## EXERCISE MATERIALS
— start —

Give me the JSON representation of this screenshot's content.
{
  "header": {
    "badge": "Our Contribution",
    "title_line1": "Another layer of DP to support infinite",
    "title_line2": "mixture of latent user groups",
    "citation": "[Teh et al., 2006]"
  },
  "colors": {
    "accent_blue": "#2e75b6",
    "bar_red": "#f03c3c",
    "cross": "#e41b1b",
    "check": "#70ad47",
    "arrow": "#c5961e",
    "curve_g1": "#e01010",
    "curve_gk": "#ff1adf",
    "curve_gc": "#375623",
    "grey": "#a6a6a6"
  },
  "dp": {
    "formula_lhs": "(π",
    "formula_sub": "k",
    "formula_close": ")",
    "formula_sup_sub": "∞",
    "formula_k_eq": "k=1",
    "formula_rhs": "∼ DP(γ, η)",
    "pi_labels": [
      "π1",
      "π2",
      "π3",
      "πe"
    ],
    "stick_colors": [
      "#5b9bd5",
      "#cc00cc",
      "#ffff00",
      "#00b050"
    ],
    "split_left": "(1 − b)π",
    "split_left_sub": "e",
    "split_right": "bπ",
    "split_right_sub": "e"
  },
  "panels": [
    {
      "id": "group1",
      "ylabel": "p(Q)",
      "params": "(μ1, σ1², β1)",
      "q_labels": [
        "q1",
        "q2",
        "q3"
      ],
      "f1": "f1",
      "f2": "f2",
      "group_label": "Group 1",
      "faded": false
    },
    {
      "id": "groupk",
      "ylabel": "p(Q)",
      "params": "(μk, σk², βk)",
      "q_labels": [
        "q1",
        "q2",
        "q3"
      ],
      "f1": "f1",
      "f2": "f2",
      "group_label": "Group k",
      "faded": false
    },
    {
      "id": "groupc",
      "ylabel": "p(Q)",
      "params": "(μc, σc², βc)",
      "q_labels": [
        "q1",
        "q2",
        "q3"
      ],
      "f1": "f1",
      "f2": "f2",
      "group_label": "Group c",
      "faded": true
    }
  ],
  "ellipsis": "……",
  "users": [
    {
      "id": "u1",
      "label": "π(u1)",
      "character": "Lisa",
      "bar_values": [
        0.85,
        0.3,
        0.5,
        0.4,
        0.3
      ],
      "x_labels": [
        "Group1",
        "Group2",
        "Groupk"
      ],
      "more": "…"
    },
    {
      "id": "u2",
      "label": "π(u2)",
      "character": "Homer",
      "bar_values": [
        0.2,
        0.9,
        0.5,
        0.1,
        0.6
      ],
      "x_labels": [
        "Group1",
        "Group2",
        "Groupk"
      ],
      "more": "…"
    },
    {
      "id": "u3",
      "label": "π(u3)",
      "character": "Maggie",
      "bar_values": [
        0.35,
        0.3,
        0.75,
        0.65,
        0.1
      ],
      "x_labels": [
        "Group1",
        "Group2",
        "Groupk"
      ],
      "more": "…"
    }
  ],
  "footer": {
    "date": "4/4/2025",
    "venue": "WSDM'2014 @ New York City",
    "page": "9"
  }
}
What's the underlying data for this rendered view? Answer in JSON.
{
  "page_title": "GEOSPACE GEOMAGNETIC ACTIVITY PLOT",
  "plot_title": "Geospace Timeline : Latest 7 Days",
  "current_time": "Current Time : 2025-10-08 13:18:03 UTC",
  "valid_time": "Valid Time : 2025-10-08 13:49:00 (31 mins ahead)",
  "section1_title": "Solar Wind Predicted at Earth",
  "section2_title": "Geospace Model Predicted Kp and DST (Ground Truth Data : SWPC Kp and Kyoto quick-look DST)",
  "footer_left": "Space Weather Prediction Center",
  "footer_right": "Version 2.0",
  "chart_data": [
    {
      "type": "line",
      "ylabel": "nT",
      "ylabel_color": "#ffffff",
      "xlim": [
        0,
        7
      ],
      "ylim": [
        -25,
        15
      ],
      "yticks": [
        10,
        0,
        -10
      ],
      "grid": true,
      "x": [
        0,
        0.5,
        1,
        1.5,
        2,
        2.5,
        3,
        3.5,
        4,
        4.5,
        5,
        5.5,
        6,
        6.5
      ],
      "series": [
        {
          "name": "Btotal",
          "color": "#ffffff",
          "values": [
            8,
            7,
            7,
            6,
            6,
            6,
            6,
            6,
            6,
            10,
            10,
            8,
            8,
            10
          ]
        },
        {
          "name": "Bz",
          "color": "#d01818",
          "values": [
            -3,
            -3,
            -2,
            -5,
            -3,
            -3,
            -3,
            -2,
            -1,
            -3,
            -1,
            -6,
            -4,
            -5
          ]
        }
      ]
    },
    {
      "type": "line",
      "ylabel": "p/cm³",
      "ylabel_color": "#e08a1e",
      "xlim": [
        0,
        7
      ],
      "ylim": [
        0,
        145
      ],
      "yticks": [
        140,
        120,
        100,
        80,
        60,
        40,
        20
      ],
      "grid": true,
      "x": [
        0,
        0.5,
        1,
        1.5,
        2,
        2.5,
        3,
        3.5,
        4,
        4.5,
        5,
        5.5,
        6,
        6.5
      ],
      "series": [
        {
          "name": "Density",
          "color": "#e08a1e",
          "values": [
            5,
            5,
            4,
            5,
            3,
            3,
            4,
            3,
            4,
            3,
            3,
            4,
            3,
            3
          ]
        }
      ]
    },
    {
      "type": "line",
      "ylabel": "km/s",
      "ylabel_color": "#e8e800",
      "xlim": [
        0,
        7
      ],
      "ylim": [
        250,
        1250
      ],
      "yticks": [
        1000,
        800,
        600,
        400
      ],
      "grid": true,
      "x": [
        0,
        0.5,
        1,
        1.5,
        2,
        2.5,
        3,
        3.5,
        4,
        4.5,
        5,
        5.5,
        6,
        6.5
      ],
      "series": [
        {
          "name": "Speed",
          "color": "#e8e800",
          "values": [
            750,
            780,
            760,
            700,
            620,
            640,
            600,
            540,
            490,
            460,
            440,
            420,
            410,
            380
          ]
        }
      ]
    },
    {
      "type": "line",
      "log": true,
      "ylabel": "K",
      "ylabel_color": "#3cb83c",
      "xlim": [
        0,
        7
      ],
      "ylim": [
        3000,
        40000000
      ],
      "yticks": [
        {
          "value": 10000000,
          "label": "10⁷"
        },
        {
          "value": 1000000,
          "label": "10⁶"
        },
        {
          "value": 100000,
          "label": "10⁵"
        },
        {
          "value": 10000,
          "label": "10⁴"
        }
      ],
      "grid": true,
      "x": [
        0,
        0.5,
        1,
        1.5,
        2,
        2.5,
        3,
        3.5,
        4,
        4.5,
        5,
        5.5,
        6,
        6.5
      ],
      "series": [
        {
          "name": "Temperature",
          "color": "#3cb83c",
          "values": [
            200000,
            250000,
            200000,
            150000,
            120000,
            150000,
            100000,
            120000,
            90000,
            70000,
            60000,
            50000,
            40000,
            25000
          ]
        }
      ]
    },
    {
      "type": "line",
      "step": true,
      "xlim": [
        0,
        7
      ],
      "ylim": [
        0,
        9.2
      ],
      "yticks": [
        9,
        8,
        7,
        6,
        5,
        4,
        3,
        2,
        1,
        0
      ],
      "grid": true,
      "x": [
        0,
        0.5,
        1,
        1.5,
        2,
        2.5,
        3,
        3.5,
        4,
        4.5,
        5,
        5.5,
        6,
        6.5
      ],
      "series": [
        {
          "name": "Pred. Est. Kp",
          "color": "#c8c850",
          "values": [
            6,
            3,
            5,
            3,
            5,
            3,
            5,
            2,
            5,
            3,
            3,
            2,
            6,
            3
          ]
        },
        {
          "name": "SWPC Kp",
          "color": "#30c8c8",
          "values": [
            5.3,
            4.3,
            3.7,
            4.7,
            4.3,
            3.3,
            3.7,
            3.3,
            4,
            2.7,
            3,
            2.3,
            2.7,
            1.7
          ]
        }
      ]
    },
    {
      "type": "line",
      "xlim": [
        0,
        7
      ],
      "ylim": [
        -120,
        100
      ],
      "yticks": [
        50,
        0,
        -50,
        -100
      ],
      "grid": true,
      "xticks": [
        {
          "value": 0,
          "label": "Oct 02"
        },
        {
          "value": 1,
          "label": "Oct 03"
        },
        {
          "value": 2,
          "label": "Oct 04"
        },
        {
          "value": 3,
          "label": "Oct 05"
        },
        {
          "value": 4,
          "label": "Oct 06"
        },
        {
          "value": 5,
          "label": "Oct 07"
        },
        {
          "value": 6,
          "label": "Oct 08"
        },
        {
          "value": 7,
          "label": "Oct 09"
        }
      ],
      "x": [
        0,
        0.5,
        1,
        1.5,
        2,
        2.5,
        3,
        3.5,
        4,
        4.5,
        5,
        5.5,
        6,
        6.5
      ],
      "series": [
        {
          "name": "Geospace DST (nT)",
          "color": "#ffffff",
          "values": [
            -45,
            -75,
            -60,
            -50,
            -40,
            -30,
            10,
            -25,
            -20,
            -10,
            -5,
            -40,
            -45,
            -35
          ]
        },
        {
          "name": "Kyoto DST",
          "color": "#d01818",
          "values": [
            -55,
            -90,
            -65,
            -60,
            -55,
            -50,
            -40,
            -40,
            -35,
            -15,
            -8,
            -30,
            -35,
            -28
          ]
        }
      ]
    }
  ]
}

— end —

## EXERCISE DESCRIPTION
Every line of the listing that holds "SWPC" should be found and copied.

## EXPECTED ANSWER
  "section2_title": "Geospace Model Predicted Kp and DST (Ground Truth Data : SWPC Kp and Kyoto quick-look DST)",
          "name": "SWPC Kp",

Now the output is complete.